WHAT YOU HAVE TO DO:
Identify each line below containing the string "Pronóstico" and copy it.
__________
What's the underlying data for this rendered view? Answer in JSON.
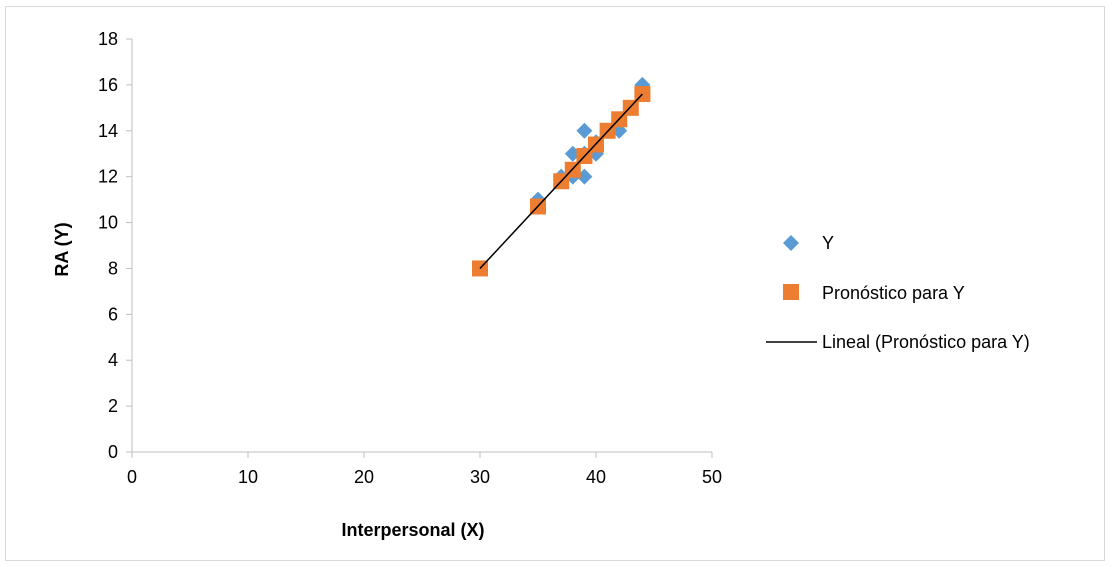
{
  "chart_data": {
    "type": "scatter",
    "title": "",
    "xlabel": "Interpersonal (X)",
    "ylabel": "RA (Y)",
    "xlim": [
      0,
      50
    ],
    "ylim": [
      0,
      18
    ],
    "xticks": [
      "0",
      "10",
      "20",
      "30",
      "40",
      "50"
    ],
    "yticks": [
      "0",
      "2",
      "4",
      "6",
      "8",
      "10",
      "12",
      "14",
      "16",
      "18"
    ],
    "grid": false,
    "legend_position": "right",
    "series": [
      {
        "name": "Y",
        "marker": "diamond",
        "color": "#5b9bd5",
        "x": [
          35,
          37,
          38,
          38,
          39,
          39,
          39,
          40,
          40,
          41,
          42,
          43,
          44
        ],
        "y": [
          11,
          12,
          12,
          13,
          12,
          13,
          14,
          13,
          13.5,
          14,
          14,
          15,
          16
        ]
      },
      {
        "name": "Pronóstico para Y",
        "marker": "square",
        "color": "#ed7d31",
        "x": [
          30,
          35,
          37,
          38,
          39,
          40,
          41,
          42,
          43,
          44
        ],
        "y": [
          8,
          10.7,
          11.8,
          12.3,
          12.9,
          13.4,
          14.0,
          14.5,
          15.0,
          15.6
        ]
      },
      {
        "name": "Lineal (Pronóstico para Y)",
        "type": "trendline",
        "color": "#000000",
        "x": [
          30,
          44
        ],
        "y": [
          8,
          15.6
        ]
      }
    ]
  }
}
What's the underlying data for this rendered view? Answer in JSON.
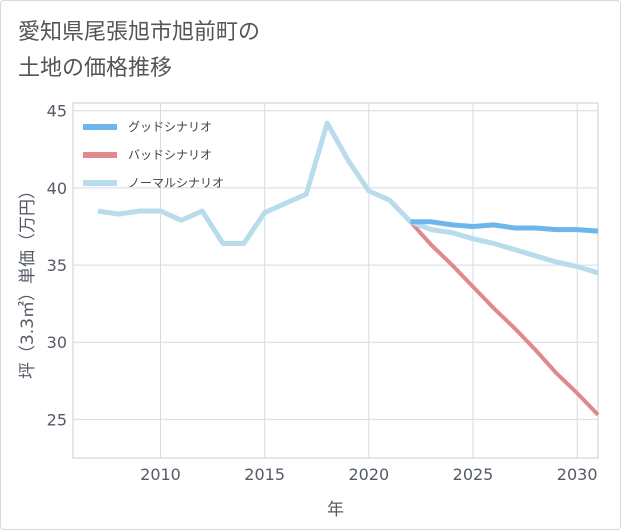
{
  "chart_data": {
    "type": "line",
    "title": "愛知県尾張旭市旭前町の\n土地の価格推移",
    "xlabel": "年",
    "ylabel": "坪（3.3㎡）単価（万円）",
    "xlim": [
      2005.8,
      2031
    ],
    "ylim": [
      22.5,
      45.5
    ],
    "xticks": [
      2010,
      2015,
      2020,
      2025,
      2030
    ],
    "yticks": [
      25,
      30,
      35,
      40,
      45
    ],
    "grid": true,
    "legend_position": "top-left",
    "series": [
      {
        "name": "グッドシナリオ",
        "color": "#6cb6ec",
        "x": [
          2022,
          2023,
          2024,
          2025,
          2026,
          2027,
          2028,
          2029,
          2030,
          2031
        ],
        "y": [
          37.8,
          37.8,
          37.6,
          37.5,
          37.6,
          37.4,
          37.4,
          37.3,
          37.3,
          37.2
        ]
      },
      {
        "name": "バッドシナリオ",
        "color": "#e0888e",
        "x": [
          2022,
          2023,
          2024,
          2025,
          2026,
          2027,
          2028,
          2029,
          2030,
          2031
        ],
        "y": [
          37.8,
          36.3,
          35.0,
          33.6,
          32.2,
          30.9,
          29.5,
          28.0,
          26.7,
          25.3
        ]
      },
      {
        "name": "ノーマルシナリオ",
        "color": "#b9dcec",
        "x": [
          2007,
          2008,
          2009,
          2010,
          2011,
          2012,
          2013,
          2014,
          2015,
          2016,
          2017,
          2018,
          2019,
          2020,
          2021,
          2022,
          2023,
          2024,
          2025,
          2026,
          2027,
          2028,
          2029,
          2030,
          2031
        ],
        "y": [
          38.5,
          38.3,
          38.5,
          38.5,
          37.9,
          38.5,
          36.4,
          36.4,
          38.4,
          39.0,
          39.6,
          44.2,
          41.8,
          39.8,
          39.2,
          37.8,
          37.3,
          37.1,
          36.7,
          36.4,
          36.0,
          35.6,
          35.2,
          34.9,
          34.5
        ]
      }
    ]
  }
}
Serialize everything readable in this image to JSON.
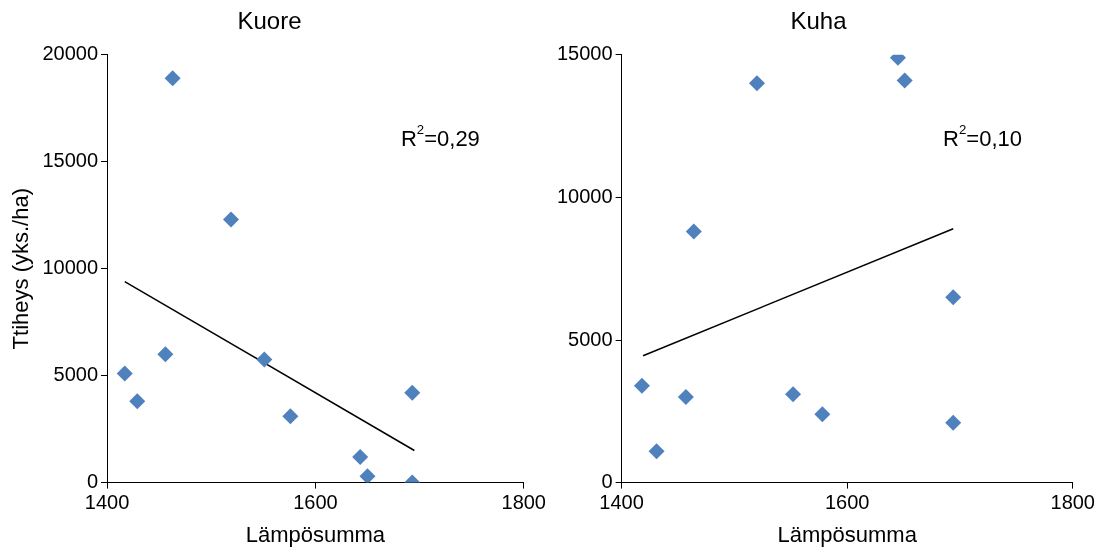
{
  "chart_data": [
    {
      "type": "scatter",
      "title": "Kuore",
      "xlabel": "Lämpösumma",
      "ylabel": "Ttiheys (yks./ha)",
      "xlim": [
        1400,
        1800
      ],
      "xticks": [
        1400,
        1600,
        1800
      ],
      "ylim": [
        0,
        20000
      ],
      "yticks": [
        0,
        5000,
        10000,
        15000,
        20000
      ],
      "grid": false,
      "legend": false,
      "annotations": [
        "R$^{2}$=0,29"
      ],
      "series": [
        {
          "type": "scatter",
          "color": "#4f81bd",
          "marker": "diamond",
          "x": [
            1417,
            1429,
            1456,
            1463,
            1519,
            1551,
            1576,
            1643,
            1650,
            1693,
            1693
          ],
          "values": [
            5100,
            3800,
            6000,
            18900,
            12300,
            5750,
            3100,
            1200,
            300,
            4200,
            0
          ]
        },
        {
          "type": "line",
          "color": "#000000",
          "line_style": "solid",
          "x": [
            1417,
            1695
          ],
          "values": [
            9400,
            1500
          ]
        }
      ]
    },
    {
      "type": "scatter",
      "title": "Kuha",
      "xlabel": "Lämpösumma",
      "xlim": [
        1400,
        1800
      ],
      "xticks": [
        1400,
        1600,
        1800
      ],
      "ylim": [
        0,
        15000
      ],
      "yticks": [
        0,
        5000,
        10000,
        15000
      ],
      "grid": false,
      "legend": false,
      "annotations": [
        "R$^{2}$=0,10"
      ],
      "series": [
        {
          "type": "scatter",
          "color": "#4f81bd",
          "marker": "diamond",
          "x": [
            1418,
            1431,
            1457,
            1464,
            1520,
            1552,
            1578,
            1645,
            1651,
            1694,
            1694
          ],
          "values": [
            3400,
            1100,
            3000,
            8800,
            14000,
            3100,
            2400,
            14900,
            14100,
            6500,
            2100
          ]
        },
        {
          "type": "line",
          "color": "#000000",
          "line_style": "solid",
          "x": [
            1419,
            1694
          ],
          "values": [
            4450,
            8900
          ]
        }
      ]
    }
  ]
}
__________
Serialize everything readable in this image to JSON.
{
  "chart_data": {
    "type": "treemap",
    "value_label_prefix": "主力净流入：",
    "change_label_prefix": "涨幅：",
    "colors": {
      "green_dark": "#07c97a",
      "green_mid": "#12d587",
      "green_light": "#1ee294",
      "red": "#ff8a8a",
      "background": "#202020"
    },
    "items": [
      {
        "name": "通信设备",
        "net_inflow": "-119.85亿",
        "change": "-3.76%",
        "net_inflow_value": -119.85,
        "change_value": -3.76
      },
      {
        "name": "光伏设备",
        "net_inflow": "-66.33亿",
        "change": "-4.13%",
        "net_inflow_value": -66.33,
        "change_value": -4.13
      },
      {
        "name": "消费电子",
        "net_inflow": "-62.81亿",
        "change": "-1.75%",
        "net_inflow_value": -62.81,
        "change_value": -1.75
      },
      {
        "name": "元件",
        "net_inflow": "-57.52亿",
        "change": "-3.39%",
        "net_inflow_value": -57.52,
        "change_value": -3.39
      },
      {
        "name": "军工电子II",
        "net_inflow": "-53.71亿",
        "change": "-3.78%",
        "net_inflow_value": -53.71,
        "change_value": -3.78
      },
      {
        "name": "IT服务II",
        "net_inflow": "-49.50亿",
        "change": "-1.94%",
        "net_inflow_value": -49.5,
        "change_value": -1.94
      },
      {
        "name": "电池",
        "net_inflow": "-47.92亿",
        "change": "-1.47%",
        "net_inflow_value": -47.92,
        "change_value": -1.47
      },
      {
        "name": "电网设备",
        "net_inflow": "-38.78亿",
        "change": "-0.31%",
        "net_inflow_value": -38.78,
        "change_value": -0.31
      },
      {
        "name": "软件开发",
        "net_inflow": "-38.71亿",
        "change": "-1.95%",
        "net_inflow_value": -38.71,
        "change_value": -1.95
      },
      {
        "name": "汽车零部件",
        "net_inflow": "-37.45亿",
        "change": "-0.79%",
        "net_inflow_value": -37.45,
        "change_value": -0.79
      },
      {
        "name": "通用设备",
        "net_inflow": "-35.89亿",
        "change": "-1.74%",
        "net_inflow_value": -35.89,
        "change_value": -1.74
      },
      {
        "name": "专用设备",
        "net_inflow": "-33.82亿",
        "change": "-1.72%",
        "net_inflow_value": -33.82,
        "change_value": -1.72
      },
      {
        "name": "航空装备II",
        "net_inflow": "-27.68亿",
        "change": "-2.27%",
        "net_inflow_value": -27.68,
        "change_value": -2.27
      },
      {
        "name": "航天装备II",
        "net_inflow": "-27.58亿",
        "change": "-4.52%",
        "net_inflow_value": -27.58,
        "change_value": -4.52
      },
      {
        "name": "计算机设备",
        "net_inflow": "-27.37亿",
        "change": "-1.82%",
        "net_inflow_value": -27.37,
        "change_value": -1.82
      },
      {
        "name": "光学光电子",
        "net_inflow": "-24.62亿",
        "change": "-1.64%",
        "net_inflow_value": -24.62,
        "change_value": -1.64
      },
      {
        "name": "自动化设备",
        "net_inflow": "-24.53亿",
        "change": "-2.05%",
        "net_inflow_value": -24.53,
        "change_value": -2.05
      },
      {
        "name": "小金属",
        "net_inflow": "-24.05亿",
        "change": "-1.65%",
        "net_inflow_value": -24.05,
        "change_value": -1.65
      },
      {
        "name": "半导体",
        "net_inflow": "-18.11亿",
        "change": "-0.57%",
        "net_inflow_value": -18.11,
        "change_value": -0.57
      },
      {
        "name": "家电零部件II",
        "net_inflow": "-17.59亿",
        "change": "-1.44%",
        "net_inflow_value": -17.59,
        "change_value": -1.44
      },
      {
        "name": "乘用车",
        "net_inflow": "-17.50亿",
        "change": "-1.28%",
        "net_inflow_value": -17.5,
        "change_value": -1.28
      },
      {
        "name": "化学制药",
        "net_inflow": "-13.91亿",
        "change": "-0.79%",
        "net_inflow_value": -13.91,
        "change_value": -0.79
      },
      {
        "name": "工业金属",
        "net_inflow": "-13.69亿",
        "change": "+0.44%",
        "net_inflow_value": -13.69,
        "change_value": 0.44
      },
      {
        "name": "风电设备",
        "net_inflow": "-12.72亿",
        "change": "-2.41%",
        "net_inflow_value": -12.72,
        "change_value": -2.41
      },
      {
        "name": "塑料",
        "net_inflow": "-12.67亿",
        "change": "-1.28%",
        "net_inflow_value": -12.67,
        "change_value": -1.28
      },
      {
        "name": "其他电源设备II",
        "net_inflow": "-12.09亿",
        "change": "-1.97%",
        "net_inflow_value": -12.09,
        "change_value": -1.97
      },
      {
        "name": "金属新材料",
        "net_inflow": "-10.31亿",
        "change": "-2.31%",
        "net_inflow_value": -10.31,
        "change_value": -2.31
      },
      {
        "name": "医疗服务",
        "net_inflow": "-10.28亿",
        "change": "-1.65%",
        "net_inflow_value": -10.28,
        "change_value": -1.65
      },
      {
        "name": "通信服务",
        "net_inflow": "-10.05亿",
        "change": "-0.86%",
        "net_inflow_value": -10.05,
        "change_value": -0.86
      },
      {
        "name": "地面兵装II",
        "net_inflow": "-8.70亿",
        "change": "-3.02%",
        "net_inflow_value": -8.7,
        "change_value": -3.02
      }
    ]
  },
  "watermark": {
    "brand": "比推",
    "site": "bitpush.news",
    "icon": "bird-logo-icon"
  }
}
__________
TASK SOLUTION:
        "name": "Pronóstico para Y",
        "name": "Lineal (Pronóstico para Y)",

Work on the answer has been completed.